*Exercise*
Lift out each line of the data that holds "CORRELATION".
━━━ Supplied data
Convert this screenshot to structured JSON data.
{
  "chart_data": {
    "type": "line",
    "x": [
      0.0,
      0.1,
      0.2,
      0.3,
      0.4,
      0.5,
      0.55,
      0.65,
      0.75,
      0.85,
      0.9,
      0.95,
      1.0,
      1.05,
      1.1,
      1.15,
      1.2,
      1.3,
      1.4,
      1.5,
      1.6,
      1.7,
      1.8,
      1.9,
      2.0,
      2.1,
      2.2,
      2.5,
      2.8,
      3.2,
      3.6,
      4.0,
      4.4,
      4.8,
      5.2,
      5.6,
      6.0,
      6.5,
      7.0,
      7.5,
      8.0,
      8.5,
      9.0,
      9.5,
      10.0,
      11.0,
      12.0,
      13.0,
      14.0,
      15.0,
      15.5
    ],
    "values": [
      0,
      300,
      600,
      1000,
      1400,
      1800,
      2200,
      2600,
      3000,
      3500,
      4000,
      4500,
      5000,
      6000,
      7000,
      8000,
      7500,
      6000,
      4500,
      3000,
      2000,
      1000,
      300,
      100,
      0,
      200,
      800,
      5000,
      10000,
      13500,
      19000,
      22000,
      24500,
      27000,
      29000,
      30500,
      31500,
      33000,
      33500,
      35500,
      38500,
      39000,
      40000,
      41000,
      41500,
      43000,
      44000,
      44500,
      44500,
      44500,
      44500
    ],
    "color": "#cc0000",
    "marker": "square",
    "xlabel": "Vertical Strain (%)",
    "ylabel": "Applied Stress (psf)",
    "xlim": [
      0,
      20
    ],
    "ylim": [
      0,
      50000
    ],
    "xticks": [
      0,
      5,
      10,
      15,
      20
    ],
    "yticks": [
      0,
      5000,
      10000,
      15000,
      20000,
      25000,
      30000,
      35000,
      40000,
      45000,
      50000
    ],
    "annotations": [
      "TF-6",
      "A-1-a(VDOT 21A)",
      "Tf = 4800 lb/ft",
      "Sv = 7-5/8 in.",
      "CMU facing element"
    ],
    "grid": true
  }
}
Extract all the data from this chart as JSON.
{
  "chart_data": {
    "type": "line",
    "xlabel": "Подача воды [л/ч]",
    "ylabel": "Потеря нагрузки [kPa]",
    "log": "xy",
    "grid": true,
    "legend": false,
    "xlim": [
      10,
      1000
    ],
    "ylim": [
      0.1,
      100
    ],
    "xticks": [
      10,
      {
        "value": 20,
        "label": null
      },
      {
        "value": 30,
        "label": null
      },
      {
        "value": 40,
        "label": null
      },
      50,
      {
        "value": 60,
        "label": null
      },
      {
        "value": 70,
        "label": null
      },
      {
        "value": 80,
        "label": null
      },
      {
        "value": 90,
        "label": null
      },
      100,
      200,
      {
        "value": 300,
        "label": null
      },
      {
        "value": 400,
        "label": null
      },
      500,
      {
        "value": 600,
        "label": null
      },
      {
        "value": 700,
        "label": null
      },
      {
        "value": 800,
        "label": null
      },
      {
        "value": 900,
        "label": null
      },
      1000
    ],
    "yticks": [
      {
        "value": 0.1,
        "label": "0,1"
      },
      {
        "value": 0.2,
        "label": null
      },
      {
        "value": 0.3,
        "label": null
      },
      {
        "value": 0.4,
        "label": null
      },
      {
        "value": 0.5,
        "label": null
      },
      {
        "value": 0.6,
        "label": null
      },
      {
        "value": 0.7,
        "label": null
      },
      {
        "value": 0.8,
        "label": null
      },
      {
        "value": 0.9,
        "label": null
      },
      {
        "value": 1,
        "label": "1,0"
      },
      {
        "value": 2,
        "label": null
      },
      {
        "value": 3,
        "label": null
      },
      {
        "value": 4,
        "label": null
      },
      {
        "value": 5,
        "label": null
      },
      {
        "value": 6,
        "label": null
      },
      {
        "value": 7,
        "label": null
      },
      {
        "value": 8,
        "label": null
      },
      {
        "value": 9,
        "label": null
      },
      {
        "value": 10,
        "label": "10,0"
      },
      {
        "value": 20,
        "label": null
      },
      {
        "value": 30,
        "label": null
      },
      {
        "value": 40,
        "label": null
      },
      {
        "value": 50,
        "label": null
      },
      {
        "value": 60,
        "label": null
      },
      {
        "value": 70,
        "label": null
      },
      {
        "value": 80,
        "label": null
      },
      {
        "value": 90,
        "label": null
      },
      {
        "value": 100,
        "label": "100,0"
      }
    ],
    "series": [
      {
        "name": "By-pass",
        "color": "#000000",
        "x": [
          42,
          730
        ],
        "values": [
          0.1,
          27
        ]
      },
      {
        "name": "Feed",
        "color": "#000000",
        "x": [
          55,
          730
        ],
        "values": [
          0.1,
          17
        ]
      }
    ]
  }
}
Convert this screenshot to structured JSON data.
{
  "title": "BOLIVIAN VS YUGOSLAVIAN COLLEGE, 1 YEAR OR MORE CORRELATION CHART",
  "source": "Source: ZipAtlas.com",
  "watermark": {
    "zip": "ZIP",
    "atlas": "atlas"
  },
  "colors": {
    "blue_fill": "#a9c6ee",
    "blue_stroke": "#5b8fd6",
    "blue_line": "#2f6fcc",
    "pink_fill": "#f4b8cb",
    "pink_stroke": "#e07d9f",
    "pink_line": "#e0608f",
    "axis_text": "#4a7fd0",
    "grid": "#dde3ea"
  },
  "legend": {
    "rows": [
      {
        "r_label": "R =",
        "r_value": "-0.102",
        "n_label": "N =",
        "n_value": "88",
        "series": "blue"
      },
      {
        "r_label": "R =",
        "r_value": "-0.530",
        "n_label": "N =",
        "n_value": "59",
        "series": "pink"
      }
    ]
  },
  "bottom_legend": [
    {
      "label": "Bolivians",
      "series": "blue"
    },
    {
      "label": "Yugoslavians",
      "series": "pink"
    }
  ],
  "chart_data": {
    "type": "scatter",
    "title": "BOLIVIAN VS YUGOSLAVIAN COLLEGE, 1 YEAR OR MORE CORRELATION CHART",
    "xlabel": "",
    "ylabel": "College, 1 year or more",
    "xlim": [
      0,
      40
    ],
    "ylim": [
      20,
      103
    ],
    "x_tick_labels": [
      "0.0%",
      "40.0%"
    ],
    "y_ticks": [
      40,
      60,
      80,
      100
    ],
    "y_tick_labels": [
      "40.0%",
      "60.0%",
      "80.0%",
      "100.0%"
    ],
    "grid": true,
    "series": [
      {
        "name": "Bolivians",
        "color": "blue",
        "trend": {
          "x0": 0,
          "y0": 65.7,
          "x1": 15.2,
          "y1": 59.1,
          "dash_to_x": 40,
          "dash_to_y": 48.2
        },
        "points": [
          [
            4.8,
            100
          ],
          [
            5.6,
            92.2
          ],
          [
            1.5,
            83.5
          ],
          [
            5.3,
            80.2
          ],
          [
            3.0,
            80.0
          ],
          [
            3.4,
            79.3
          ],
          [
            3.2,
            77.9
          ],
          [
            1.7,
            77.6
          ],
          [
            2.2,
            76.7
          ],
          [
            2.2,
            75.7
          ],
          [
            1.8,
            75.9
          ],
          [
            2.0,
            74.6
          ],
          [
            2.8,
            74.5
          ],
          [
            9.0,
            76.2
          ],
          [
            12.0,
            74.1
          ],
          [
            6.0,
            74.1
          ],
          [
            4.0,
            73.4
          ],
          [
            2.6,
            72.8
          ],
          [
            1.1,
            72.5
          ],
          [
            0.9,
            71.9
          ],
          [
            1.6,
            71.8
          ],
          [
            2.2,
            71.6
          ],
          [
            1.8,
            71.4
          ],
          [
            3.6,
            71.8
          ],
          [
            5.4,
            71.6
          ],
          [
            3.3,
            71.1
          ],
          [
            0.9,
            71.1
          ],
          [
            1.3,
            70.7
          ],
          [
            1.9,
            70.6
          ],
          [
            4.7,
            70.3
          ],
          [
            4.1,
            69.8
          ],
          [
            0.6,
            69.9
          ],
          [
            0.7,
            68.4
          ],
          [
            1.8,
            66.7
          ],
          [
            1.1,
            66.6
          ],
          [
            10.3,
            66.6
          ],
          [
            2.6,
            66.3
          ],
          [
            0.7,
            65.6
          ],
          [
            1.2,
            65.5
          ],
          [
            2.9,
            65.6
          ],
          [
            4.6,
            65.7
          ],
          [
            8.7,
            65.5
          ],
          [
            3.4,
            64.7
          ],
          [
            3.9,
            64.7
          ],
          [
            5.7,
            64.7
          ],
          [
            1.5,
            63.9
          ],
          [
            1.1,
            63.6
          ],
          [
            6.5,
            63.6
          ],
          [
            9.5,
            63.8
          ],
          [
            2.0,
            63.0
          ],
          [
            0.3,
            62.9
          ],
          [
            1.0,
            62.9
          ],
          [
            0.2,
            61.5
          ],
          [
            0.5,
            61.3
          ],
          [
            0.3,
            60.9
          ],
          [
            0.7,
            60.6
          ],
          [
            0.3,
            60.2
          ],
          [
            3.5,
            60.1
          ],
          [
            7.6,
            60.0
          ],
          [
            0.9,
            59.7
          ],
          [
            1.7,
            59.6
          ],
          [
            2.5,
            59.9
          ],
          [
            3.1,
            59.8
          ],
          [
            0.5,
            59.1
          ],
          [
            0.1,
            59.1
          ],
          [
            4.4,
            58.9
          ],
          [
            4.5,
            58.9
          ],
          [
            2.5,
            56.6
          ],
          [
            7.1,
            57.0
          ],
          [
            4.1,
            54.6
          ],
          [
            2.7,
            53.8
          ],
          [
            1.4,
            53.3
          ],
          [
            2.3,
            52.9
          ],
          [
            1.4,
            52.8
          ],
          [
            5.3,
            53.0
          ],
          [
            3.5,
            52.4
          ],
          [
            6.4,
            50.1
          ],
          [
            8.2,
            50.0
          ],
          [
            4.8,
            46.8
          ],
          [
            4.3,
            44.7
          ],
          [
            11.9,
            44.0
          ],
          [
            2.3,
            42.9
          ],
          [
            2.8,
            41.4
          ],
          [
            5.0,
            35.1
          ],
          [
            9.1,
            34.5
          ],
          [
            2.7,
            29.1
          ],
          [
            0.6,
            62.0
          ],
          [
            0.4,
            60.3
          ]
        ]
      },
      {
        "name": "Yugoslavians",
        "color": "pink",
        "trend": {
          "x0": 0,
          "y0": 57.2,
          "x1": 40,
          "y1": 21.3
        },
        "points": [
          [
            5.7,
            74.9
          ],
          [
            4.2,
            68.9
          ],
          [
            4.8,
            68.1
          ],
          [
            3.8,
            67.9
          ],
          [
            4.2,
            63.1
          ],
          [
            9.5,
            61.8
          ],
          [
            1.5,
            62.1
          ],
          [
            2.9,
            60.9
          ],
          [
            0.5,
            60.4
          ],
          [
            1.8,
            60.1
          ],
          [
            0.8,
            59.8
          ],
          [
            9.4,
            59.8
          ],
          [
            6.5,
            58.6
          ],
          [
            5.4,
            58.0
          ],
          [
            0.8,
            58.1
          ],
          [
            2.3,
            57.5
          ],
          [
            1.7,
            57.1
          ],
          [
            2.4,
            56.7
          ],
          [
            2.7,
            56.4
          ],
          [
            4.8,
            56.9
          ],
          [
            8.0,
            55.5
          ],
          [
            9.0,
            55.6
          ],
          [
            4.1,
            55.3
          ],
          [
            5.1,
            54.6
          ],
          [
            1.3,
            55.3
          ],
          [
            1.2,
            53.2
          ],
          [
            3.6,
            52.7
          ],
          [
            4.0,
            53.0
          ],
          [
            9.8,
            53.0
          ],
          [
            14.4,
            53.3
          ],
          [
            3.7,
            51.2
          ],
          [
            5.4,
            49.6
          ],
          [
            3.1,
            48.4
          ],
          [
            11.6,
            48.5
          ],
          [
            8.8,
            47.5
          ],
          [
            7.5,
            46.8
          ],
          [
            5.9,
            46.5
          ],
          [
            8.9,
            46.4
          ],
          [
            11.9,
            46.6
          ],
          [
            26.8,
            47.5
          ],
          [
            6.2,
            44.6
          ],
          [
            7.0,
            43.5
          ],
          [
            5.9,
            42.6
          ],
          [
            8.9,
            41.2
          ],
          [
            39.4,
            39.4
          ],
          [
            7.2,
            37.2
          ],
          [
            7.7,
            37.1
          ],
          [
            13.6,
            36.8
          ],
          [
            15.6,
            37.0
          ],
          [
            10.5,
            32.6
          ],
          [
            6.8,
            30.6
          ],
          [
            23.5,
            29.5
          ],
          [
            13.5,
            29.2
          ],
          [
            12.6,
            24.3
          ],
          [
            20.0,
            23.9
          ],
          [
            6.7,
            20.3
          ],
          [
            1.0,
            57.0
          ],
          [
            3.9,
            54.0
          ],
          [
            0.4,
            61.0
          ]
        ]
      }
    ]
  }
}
━━━━━━
*Exercise answer*
  "title": "BOLIVIAN VS YUGOSLAVIAN COLLEGE, 1 YEAR OR MORE CORRELATION CHART",
    "title": "BOLIVIAN VS YUGOSLAVIAN COLLEGE, 1 YEAR OR MORE CORRELATION CHART",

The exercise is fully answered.